Saved entries:
---

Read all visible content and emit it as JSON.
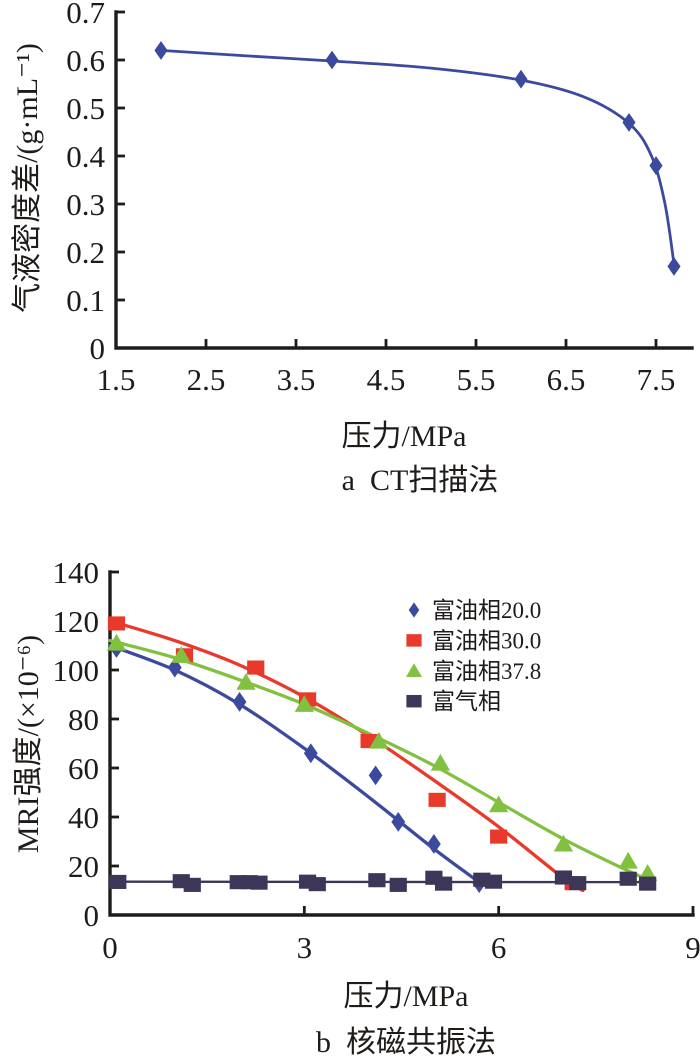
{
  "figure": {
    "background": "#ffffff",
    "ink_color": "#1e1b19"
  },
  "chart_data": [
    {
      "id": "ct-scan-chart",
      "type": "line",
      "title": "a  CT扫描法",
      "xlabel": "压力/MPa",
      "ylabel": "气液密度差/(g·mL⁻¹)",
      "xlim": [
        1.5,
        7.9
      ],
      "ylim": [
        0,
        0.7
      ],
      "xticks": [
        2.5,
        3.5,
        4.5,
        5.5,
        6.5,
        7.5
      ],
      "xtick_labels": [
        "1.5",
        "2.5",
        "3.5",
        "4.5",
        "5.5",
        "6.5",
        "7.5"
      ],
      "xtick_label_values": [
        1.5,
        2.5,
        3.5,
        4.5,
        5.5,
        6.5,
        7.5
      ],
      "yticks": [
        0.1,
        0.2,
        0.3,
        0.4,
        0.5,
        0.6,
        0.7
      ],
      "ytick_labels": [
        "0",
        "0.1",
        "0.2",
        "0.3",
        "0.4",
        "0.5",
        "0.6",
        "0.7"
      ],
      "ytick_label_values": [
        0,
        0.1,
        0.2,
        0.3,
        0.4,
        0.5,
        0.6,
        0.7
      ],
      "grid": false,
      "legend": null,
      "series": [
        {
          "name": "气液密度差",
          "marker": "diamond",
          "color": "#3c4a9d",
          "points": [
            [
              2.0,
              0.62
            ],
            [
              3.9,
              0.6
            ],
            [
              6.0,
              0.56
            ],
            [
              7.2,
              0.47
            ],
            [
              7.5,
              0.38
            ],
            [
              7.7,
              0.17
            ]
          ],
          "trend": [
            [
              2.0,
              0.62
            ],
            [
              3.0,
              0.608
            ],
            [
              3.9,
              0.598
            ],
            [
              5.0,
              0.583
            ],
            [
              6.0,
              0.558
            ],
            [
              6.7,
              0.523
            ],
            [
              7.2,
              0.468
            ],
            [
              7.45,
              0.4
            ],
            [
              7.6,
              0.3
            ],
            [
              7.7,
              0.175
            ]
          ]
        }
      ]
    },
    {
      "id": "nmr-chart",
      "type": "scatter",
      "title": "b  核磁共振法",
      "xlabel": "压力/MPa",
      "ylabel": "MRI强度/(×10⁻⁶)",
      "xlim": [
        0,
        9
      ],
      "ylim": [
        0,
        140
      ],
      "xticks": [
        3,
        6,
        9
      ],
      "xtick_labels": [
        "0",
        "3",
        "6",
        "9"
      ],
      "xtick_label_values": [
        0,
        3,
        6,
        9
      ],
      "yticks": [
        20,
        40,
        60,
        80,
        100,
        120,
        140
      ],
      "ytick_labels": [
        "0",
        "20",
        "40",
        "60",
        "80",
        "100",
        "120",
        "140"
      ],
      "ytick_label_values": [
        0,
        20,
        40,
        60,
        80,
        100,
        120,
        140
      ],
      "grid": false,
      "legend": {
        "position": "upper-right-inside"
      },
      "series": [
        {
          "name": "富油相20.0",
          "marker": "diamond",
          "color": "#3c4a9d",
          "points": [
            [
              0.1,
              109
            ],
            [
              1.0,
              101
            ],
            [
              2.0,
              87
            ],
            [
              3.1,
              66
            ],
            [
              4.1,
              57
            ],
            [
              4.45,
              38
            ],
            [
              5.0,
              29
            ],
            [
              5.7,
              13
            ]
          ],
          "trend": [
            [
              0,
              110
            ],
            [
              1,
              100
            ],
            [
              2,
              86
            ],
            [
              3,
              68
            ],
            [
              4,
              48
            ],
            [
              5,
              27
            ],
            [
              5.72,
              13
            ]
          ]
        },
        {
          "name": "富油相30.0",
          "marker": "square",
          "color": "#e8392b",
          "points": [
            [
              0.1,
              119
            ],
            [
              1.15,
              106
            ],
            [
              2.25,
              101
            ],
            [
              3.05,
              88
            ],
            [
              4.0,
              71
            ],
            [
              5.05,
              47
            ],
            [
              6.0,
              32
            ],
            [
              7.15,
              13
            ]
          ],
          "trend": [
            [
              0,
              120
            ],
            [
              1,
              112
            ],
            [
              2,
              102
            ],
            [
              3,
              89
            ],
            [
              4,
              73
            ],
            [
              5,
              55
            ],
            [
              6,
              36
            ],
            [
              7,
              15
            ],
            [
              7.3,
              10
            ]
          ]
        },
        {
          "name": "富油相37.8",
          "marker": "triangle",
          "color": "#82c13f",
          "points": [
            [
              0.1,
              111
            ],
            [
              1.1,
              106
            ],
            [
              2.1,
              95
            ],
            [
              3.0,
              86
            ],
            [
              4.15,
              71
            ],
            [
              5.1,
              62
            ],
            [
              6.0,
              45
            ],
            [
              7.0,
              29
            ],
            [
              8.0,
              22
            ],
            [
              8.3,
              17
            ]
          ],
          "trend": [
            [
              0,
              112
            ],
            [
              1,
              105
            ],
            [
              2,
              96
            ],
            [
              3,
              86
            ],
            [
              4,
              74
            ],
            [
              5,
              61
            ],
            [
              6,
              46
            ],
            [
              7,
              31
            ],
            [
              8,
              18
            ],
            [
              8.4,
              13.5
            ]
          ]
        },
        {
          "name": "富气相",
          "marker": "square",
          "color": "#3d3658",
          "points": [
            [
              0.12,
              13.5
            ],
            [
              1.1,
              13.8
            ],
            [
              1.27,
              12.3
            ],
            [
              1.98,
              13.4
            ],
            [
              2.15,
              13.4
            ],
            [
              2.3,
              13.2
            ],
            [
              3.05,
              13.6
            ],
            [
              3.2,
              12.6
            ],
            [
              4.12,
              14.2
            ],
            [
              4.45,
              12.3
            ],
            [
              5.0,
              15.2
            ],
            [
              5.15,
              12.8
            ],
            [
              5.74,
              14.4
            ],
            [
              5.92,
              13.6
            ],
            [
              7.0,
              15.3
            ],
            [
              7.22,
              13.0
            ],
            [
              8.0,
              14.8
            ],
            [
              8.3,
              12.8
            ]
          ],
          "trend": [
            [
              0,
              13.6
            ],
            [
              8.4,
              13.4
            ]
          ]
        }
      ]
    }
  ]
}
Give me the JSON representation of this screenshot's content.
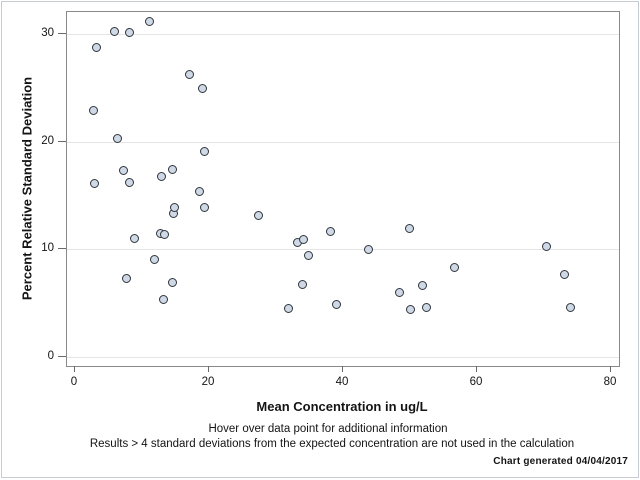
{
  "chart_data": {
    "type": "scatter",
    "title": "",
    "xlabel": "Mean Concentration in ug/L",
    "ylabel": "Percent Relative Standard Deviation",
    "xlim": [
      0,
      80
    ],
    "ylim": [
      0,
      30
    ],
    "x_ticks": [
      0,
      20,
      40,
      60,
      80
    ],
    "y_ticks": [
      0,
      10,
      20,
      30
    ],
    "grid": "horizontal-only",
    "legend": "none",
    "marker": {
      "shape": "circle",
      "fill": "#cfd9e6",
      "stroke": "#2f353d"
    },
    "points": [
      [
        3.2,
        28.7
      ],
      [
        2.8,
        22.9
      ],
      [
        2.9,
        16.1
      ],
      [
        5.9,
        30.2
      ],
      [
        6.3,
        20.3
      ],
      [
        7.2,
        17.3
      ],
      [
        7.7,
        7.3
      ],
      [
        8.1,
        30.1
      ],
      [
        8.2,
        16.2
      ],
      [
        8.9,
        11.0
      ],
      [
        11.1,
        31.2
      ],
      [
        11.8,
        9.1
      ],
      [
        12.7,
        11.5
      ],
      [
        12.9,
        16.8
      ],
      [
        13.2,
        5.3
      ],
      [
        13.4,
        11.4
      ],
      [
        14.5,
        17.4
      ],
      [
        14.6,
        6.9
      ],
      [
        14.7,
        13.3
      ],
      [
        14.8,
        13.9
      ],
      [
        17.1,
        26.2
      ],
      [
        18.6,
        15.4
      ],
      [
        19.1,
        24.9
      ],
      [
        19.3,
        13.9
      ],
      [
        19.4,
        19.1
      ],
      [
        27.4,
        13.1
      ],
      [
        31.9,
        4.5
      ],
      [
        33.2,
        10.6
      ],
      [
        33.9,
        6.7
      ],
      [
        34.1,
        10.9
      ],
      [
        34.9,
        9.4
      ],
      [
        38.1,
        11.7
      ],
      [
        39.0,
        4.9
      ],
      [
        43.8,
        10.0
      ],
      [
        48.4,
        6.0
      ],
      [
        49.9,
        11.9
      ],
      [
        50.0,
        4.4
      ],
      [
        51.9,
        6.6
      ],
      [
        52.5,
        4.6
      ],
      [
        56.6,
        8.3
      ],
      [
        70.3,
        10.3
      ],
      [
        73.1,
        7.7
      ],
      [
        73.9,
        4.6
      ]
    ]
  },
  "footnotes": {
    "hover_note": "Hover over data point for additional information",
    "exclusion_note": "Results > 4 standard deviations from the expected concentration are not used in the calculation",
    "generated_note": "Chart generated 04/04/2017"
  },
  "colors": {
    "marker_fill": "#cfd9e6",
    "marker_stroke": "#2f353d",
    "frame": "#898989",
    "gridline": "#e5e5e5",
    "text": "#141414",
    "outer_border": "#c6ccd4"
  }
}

---

## Exercise directions:
Check the data for the word "ylabel" and pull out the lines that have it.

## Finished exercise:
      "ylabel": "气液密度差/(g·mL⁻¹)",
      "ylabel": "MRI强度/(×10⁻⁶)",
    "ylabel": "Percent Relative Standard Deviation",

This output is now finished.